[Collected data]

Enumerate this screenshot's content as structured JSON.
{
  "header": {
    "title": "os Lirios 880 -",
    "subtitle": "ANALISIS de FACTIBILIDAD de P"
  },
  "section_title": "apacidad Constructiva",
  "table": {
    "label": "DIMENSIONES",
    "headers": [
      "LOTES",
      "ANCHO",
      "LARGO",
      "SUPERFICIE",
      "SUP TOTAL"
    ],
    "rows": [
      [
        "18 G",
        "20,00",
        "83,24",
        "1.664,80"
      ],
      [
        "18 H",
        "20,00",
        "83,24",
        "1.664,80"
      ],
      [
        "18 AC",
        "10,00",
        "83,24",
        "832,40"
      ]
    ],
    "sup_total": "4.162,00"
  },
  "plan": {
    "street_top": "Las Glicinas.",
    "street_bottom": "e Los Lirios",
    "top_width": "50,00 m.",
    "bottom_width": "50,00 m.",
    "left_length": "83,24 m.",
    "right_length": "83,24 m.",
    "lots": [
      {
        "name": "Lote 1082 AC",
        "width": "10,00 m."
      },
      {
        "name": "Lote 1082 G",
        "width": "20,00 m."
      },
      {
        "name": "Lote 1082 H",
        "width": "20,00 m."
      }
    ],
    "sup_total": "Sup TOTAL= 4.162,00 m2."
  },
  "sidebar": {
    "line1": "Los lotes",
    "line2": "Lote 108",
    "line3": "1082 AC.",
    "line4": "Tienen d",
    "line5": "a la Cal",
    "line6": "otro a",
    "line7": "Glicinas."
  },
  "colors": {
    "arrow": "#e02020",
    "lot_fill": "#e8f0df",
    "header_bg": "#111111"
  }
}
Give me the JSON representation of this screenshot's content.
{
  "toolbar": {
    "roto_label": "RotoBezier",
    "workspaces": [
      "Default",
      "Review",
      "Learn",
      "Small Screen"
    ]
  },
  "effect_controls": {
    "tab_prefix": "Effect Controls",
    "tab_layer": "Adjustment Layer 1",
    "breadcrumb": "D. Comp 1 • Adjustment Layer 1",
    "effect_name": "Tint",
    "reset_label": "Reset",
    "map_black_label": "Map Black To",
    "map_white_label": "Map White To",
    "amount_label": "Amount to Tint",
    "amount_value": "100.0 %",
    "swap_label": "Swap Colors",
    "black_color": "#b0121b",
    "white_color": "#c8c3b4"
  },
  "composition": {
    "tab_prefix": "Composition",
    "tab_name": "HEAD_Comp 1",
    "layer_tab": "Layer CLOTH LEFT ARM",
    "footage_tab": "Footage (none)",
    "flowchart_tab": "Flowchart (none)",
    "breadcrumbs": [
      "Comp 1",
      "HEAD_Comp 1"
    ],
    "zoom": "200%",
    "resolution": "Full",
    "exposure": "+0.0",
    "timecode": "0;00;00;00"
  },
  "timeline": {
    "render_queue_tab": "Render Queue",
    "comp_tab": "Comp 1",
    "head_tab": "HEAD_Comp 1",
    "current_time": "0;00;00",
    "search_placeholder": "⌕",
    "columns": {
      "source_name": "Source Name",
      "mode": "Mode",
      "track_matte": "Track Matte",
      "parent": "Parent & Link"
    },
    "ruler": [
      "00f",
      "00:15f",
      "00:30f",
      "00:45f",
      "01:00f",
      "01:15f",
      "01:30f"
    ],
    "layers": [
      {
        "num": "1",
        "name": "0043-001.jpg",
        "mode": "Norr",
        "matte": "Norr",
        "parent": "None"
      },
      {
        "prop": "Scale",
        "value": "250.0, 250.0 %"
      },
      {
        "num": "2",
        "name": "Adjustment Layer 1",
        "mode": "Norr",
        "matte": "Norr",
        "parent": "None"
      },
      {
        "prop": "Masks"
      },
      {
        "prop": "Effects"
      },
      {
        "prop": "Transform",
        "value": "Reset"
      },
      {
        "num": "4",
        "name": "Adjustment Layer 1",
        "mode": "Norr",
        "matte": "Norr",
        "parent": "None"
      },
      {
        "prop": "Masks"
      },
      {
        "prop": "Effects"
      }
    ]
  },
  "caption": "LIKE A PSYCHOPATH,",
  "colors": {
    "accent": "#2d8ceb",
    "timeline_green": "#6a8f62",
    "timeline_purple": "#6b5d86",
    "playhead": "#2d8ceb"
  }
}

### Job:
Print the listing above in its entirety, with every line exact.

### The reply:
Enumerate this screenshot's content as structured JSON.
{
  "header": {
    "title": "os Lirios 880 -",
    "subtitle": "ANALISIS de FACTIBILIDAD de P"
  },
  "section_title": "apacidad Constructiva",
  "table": {
    "label": "DIMENSIONES",
    "headers": [
      "LOTES",
      "ANCHO",
      "LARGO",
      "SUPERFICIE",
      "SUP TOTAL"
    ],
    "rows": [
      [
        "18 G",
        "20,00",
        "83,24",
        "1.664,80"
      ],
      [
        "18 H",
        "20,00",
        "83,24",
        "1.664,80"
      ],
      [
        "18 AC",
        "10,00",
        "83,24",
        "832,40"
      ]
    ],
    "sup_total": "4.162,00"
  },
  "plan": {
    "street_top": "Las Glicinas.",
    "street_bottom": "e Los Lirios",
    "top_width": "50,00 m.",
    "bottom_width": "50,00 m.",
    "left_length": "83,24 m.",
    "right_length": "83,24 m.",
    "lots": [
      {
        "name": "Lote 1082 AC",
        "width": "10,00 m."
      },
      {
        "name": "Lote 1082 G",
        "width": "20,00 m."
      },
      {
        "name": "Lote 1082 H",
        "width": "20,00 m."
      }
    ],
    "sup_total": "Sup TOTAL= 4.162,00 m2."
  },
  "sidebar": {
    "line1": "Los lotes",
    "line2": "Lote 108",
    "line3": "1082 AC.",
    "line4": "Tienen d",
    "line5": "a la Cal",
    "line6": "otro a",
    "line7": "Glicinas."
  },
  "colors": {
    "arrow": "#e02020",
    "lot_fill": "#e8f0df",
    "header_bg": "#111111"
  }
}
Give me the JSON representation of this screenshot's content.
{
  "toolbar": {
    "roto_label": "RotoBezier",
    "workspaces": [
      "Default",
      "Review",
      "Learn",
      "Small Screen"
    ]
  },
  "effect_controls": {
    "tab_prefix": "Effect Controls",
    "tab_layer": "Adjustment Layer 1",
    "breadcrumb": "D. Comp 1 • Adjustment Layer 1",
    "effect_name": "Tint",
    "reset_label": "Reset",
    "map_black_label": "Map Black To",
    "map_white_label": "Map White To",
    "amount_label": "Amount to Tint",
    "amount_value": "100.0 %",
    "swap_label": "Swap Colors",
    "black_color": "#b0121b",
    "white_color": "#c8c3b4"
  },
  "composition": {
    "tab_prefix": "Composition",
    "tab_name": "HEAD_Comp 1",
    "layer_tab": "Layer CLOTH LEFT ARM",
    "footage_tab": "Footage (none)",
    "flowchart_tab": "Flowchart (none)",
    "breadcrumbs": [
      "Comp 1",
      "HEAD_Comp 1"
    ],
    "zoom": "200%",
    "resolution": "Full",
    "exposure": "+0.0",
    "timecode": "0;00;00;00"
  },
  "timeline": {
    "render_queue_tab": "Render Queue",
    "comp_tab": "Comp 1",
    "head_tab": "HEAD_Comp 1",
    "current_time": "0;00;00",
    "search_placeholder": "⌕",
    "columns": {
      "source_name": "Source Name",
      "mode": "Mode",
      "track_matte": "Track Matte",
      "parent": "Parent & Link"
    },
    "ruler": [
      "00f",
      "00:15f",
      "00:30f",
      "00:45f",
      "01:00f",
      "01:15f",
      "01:30f"
    ],
    "layers": [
      {
        "num": "1",
        "name": "0043-001.jpg",
        "mode": "Norr",
        "matte": "Norr",
        "parent": "None"
      },
      {
        "prop": "Scale",
        "value": "250.0, 250.0 %"
      },
      {
        "num": "2",
        "name": "Adjustment Layer 1",
        "mode": "Norr",
        "matte": "Norr",
        "parent": "None"
      },
      {
        "prop": "Masks"
      },
      {
        "prop": "Effects"
      },
      {
        "prop": "Transform",
        "value": "Reset"
      },
      {
        "num": "4",
        "name": "Adjustment Layer 1",
        "mode": "Norr",
        "matte": "Norr",
        "parent": "None"
      },
      {
        "prop": "Masks"
      },
      {
        "prop": "Effects"
      }
    ]
  },
  "caption": "LIKE A PSYCHOPATH,",
  "colors": {
    "accent": "#2d8ceb",
    "timeline_green": "#6a8f62",
    "timeline_purple": "#6b5d86",
    "playhead": "#2d8ceb"
  }
}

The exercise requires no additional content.